Aim of the task: Restate the whole listing word for word. Pictures are left out.

Data excerpts:
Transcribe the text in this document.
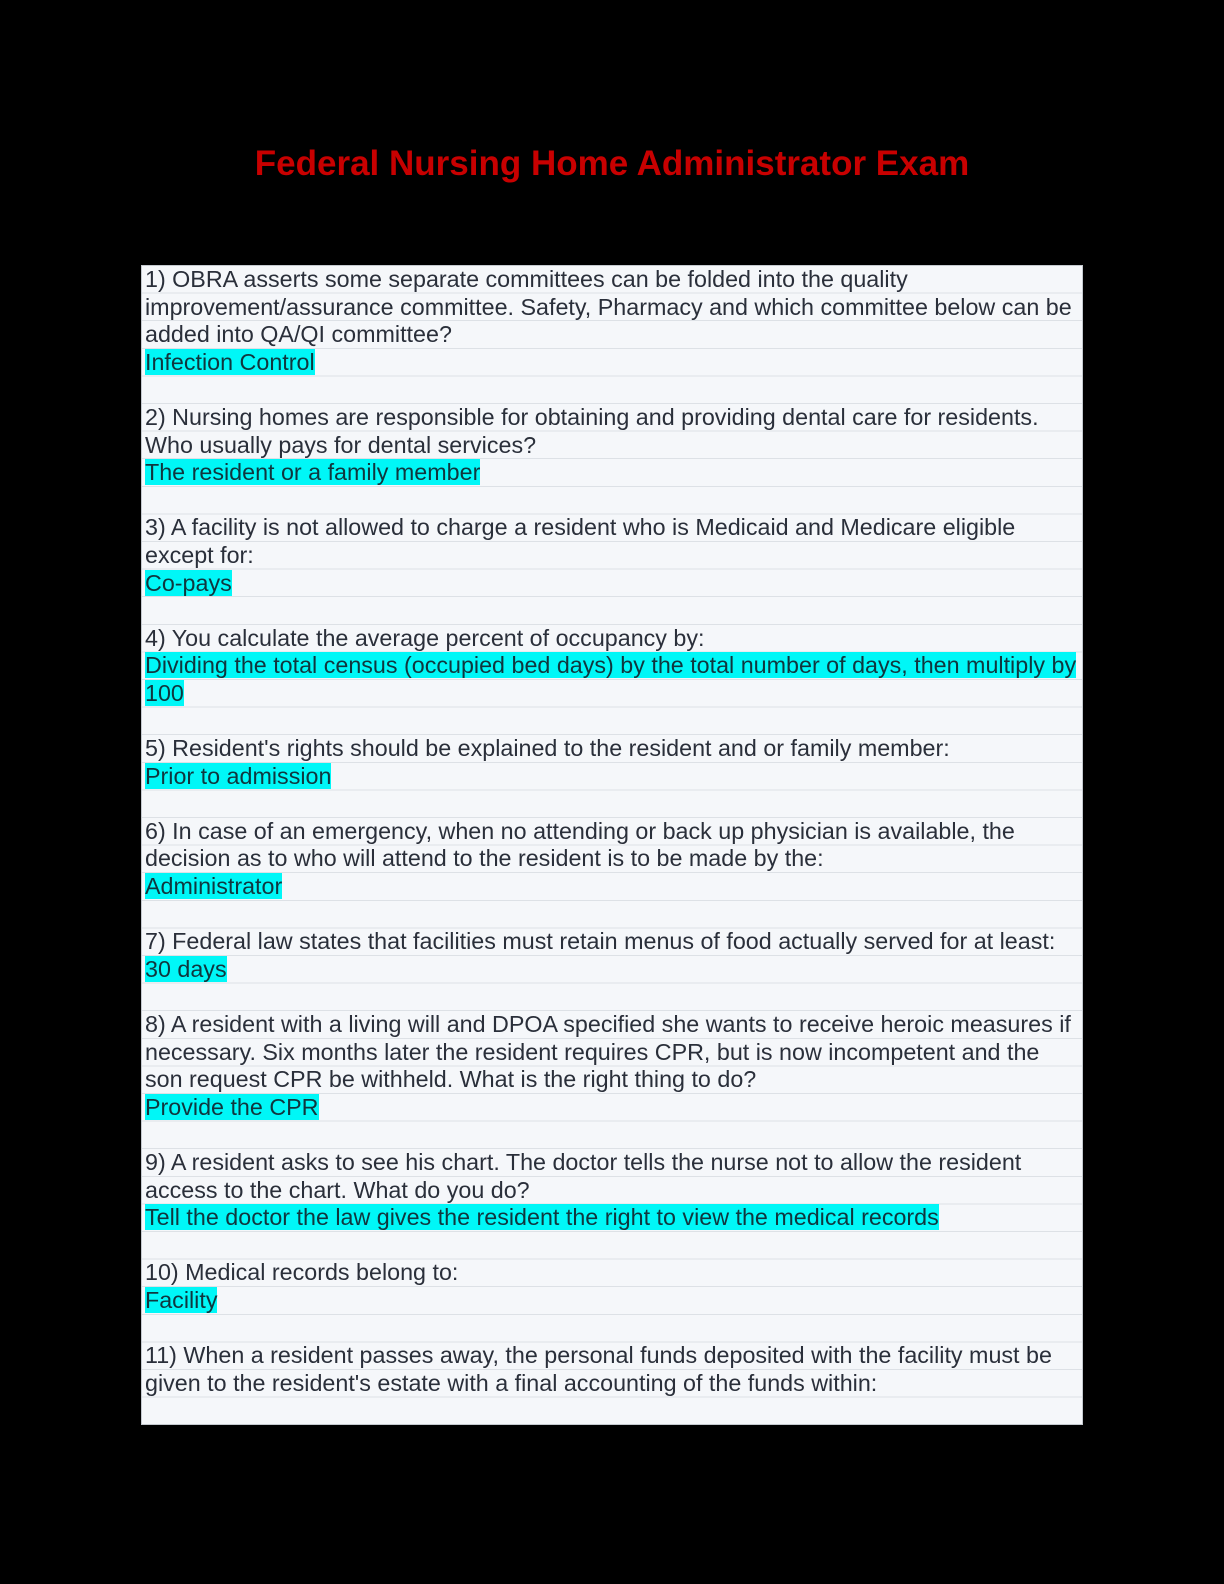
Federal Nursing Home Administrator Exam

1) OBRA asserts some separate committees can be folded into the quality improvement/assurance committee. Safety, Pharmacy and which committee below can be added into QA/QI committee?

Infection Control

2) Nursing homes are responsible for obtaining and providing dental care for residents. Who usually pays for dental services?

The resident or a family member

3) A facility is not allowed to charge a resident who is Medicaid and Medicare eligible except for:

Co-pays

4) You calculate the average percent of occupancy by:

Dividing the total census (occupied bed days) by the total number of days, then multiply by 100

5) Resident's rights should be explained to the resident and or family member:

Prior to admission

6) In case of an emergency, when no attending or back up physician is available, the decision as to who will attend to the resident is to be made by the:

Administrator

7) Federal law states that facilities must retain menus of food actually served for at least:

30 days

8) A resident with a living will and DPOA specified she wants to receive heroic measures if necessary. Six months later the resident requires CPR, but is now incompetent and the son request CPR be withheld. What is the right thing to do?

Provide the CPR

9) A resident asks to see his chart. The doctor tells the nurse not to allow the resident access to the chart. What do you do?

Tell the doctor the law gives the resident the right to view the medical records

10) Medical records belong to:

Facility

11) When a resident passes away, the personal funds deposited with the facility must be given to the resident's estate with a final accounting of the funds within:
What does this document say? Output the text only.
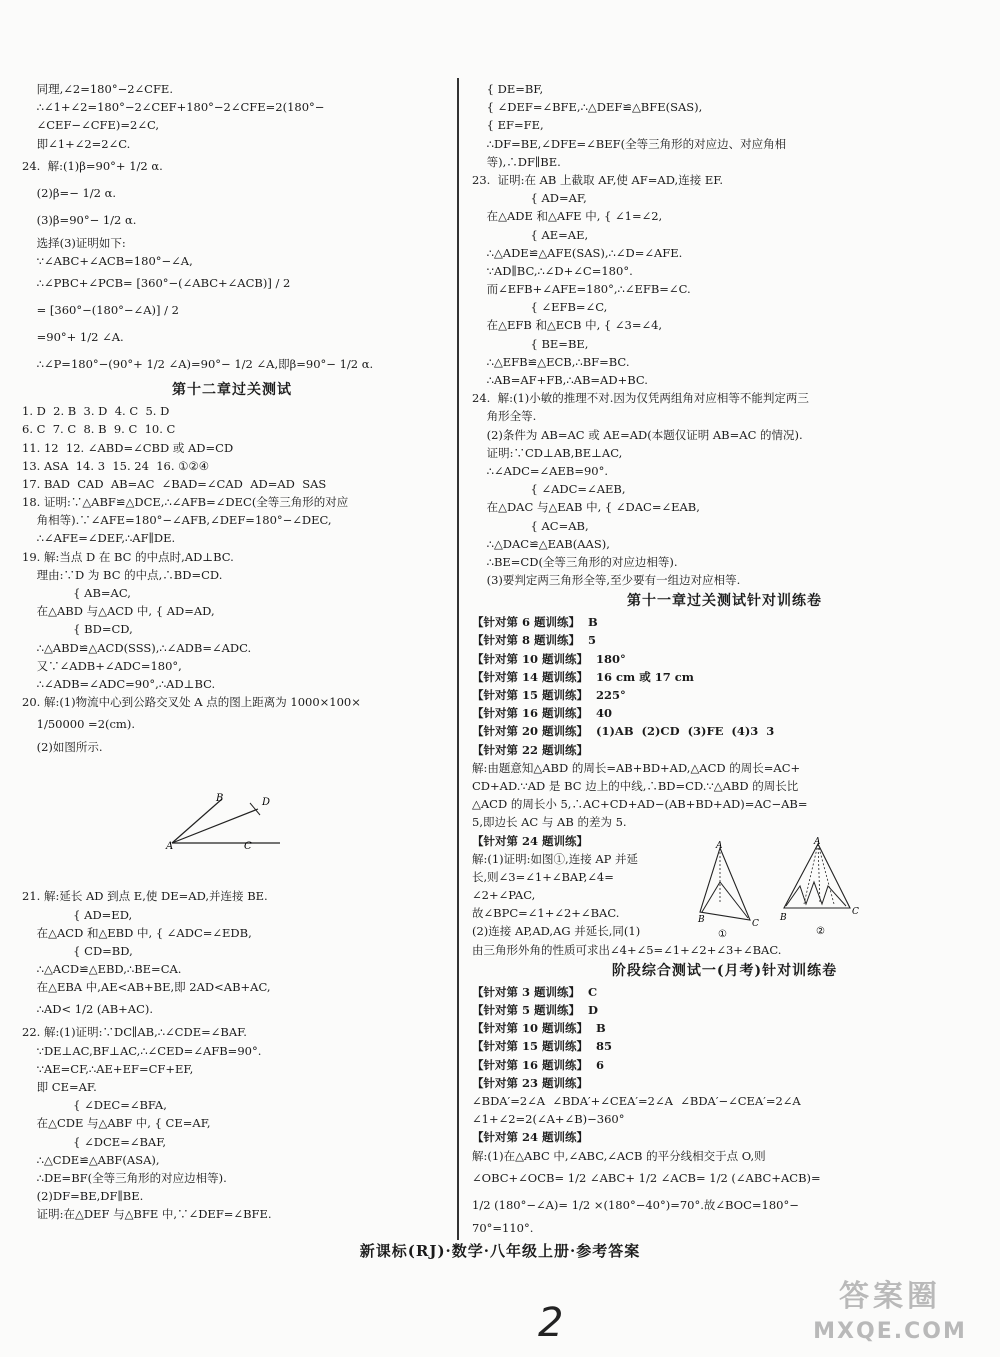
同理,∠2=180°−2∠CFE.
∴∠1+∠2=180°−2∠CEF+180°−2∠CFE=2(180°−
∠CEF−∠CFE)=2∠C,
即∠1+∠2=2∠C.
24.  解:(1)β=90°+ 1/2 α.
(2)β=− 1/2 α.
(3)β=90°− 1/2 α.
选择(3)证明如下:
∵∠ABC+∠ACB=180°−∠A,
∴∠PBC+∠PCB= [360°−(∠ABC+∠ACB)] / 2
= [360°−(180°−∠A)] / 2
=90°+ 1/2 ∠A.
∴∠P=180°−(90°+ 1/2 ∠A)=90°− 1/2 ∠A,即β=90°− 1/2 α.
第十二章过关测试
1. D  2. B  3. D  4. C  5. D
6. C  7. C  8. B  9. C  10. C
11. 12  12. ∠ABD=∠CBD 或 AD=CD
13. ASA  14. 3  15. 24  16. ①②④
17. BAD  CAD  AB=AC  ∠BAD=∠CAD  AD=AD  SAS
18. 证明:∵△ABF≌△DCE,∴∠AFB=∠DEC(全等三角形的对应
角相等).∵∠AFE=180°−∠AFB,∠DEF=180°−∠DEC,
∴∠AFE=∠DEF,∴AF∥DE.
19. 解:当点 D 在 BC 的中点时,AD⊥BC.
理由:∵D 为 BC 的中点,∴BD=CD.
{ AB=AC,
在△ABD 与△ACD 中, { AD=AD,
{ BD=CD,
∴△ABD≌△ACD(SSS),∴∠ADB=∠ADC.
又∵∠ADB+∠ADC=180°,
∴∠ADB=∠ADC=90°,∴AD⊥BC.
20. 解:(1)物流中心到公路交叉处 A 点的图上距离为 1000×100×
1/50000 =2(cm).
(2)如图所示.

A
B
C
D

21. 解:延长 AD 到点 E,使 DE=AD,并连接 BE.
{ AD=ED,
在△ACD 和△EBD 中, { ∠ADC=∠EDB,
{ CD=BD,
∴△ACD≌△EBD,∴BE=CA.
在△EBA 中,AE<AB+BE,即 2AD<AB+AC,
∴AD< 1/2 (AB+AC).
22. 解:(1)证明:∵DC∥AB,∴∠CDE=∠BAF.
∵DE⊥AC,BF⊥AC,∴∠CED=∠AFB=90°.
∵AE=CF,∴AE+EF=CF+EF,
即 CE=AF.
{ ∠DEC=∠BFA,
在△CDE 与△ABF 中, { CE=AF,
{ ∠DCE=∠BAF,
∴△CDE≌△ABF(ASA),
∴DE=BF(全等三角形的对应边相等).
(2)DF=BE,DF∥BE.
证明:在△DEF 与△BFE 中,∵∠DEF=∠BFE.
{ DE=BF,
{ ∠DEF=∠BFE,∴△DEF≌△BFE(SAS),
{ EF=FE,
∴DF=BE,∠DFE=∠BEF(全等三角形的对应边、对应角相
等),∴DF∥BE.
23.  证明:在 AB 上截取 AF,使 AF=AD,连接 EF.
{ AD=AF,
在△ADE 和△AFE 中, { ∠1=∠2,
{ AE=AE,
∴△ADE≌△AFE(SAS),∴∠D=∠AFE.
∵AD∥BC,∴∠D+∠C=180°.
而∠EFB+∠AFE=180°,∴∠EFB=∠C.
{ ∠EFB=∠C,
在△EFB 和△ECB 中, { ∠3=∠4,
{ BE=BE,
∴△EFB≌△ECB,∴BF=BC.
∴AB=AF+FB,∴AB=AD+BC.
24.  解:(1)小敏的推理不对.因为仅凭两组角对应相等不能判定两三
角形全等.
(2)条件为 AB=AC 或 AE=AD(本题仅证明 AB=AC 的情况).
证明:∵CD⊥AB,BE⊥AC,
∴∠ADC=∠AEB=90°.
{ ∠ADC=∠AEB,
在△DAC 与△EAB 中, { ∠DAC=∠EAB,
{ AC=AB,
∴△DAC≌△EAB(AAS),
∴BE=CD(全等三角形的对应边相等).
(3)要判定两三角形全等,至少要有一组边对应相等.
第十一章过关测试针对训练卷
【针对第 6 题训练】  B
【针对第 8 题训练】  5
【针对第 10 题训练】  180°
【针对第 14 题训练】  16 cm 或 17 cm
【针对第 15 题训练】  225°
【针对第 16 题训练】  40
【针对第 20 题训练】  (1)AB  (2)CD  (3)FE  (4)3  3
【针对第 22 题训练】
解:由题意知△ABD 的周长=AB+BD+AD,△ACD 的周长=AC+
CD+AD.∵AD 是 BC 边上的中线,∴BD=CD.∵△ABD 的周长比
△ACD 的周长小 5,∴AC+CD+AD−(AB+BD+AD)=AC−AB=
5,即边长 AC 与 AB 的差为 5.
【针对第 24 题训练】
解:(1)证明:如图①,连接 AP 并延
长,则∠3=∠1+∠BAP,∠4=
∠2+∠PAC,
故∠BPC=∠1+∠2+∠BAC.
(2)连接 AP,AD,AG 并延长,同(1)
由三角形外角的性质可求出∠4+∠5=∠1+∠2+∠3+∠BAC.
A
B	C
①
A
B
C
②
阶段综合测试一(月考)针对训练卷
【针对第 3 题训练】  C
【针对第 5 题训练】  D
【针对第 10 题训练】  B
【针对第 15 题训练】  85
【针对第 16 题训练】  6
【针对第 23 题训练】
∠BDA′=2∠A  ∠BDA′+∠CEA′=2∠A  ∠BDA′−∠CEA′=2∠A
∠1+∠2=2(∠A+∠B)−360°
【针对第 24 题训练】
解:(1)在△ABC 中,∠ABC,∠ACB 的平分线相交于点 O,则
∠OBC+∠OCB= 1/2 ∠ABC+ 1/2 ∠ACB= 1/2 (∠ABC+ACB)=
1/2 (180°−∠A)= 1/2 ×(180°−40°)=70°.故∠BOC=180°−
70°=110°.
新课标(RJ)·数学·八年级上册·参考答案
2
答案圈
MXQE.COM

Written answer:
Transcribe the text in this document.
Federal Nursing Home Administrator Exam

1) OBRA asserts some separate committees can be folded into the quality improvement/assurance committee. Safety, Pharmacy and which committee below can be added into QA/QI committee?

Infection Control

2) Nursing homes are responsible for obtaining and providing dental care for residents. Who usually pays for dental services?

The resident or a family member

3) A facility is not allowed to charge a resident who is Medicaid and Medicare eligible except for:

Co-pays

4) You calculate the average percent of occupancy by:

Dividing the total census (occupied bed days) by the total number of days, then multiply by 100

5) Resident's rights should be explained to the resident and or family member:

Prior to admission

6) In case of an emergency, when no attending or back up physician is available, the decision as to who will attend to the resident is to be made by the:

Administrator

7) Federal law states that facilities must retain menus of food actually served for at least:

30 days

8) A resident with a living will and DPOA specified she wants to receive heroic measures if necessary. Six months later the resident requires CPR, but is now incompetent and the son request CPR be withheld. What is the right thing to do?

Provide the CPR

9) A resident asks to see his chart. The doctor tells the nurse not to allow the resident access to the chart. What do you do?

Tell the doctor the law gives the resident the right to view the medical records

10) Medical records belong to:

Facility

11) When a resident passes away, the personal funds deposited with the facility must be given to the resident's estate with a final accounting of the funds within:
What does this document say? Output the text only.
同理,∠2=180°−2∠CFE.
∴∠1+∠2=180°−2∠CEF+180°−2∠CFE=2(180°−
∠CEF−∠CFE)=2∠C,
即∠1+∠2=2∠C.
24.  解:(1)β=90°+ 1/2 α.
(2)β=− 1/2 α.
(3)β=90°− 1/2 α.
选择(3)证明如下:
∵∠ABC+∠ACB=180°−∠A,
∴∠PBC+∠PCB= [360°−(∠ABC+∠ACB)] / 2
= [360°−(180°−∠A)] / 2
=90°+ 1/2 ∠A.
∴∠P=180°−(90°+ 1/2 ∠A)=90°− 1/2 ∠A,即β=90°− 1/2 α.
第十二章过关测试
1. D  2. B  3. D  4. C  5. D
6. C  7. C  8. B  9. C  10. C
11. 12  12. ∠ABD=∠CBD 或 AD=CD
13. ASA  14. 3  15. 24  16. ①②④
17. BAD  CAD  AB=AC  ∠BAD=∠CAD  AD=AD  SAS
18. 证明:∵△ABF≌△DCE,∴∠AFB=∠DEC(全等三角形的对应
角相等).∵∠AFE=180°−∠AFB,∠DEF=180°−∠DEC,
∴∠AFE=∠DEF,∴AF∥DE.
19. 解:当点 D 在 BC 的中点时,AD⊥BC.
理由:∵D 为 BC 的中点,∴BD=CD.
{ AB=AC,
在△ABD 与△ACD 中, { AD=AD,
{ BD=CD,
∴△ABD≌△ACD(SSS),∴∠ADB=∠ADC.
又∵∠ADB+∠ADC=180°,
∴∠ADB=∠ADC=90°,∴AD⊥BC.
20. 解:(1)物流中心到公路交叉处 A 点的图上距离为 1000×100×
1/50000 =2(cm).
(2)如图所示.

A
B
C
D

21. 解:延长 AD 到点 E,使 DE=AD,并连接 BE.
{ AD=ED,
在△ACD 和△EBD 中, { ∠ADC=∠EDB,
{ CD=BD,
∴△ACD≌△EBD,∴BE=CA.
在△EBA 中,AE<AB+BE,即 2AD<AB+AC,
∴AD< 1/2 (AB+AC).
22. 解:(1)证明:∵DC∥AB,∴∠CDE=∠BAF.
∵DE⊥AC,BF⊥AC,∴∠CED=∠AFB=90°.
∵AE=CF,∴AE+EF=CF+EF,
即 CE=AF.
{ ∠DEC=∠BFA,
在△CDE 与△ABF 中, { CE=AF,
{ ∠DCE=∠BAF,
∴△CDE≌△ABF(ASA),
∴DE=BF(全等三角形的对应边相等).
(2)DF=BE,DF∥BE.
证明:在△DEF 与△BFE 中,∵∠DEF=∠BFE.
{ DE=BF,
{ ∠DEF=∠BFE,∴△DEF≌△BFE(SAS),
{ EF=FE,
∴DF=BE,∠DFE=∠BEF(全等三角形的对应边、对应角相
等),∴DF∥BE.
23.  证明:在 AB 上截取 AF,使 AF=AD,连接 EF.
{ AD=AF,
在△ADE 和△AFE 中, { ∠1=∠2,
{ AE=AE,
∴△ADE≌△AFE(SAS),∴∠D=∠AFE.
∵AD∥BC,∴∠D+∠C=180°.
而∠EFB+∠AFE=180°,∴∠EFB=∠C.
{ ∠EFB=∠C,
在△EFB 和△ECB 中, { ∠3=∠4,
{ BE=BE,
∴△EFB≌△ECB,∴BF=BC.
∴AB=AF+FB,∴AB=AD+BC.
24.  解:(1)小敏的推理不对.因为仅凭两组角对应相等不能判定两三
角形全等.
(2)条件为 AB=AC 或 AE=AD(本题仅证明 AB=AC 的情况).
证明:∵CD⊥AB,BE⊥AC,
∴∠ADC=∠AEB=90°.
{ ∠ADC=∠AEB,
在△DAC 与△EAB 中, { ∠DAC=∠EAB,
{ AC=AB,
∴△DAC≌△EAB(AAS),
∴BE=CD(全等三角形的对应边相等).
(3)要判定两三角形全等,至少要有一组边对应相等.
第十一章过关测试针对训练卷
【针对第 6 题训练】  B
【针对第 8 题训练】  5
【针对第 10 题训练】  180°
【针对第 14 题训练】  16 cm 或 17 cm
【针对第 15 题训练】  225°
【针对第 16 题训练】  40
【针对第 20 题训练】  (1)AB  (2)CD  (3)FE  (4)3  3
【针对第 22 题训练】
解:由题意知△ABD 的周长=AB+BD+AD,△ACD 的周长=AC+
CD+AD.∵AD 是 BC 边上的中线,∴BD=CD.∵△ABD 的周长比
△ACD 的周长小 5,∴AC+CD+AD−(AB+BD+AD)=AC−AB=
5,即边长 AC 与 AB 的差为 5.
【针对第 24 题训练】
解:(1)证明:如图①,连接 AP 并延
长,则∠3=∠1+∠BAP,∠4=
∠2+∠PAC,
故∠BPC=∠1+∠2+∠BAC.
(2)连接 AP,AD,AG 并延长,同(1)
由三角形外角的性质可求出∠4+∠5=∠1+∠2+∠3+∠BAC.
A
B	C
①
A
B
C
②
阶段综合测试一(月考)针对训练卷
【针对第 3 题训练】  C
【针对第 5 题训练】  D
【针对第 10 题训练】  B
【针对第 15 题训练】  85
【针对第 16 题训练】  6
【针对第 23 题训练】
∠BDA′=2∠A  ∠BDA′+∠CEA′=2∠A  ∠BDA′−∠CEA′=2∠A
∠1+∠2=2(∠A+∠B)−360°
【针对第 24 题训练】
解:(1)在△ABC 中,∠ABC,∠ACB 的平分线相交于点 O,则
∠OBC+∠OCB= 1/2 ∠ABC+ 1/2 ∠ACB= 1/2 (∠ABC+ACB)=
1/2 (180°−∠A)= 1/2 ×(180°−40°)=70°.故∠BOC=180°−
70°=110°.
新课标(RJ)·数学·八年级上册·参考答案
2
答案圈
MXQE.COM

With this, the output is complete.